**SET PROBLEM**
Extract every line that contains the string "tous".
-- START OF TASK MATERIAL --
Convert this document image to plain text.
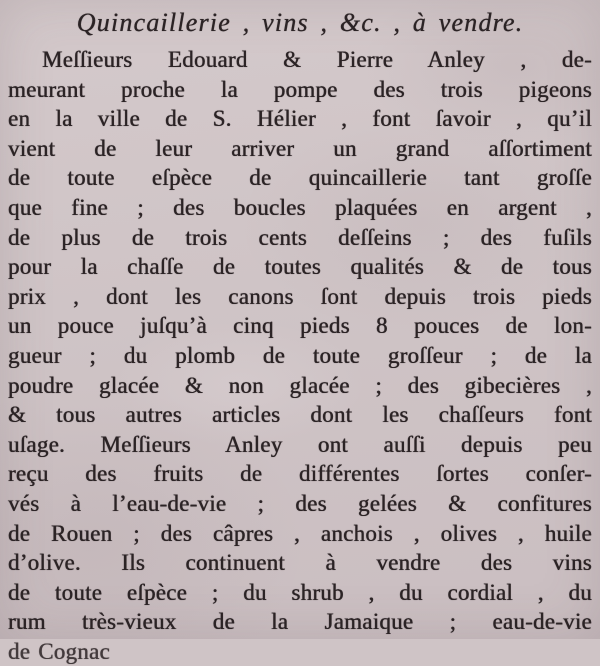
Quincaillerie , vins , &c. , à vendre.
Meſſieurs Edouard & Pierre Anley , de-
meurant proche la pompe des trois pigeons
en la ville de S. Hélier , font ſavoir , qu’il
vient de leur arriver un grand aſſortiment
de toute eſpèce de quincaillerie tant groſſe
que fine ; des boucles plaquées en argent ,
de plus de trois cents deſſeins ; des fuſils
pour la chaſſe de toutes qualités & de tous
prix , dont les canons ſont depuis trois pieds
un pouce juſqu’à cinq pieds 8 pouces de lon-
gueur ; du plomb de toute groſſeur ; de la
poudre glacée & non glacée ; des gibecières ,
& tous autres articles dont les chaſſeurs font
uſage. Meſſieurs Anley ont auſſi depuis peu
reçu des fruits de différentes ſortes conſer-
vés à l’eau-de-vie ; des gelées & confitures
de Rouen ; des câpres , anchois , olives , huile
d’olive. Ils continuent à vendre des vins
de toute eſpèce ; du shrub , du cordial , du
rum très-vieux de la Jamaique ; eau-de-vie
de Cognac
-- END OF TASK MATERIAL --
**THE COMPLETED TASK**
pour la chaſſe de toutes qualités & de tous
& tous autres articles dont les chaſſeurs font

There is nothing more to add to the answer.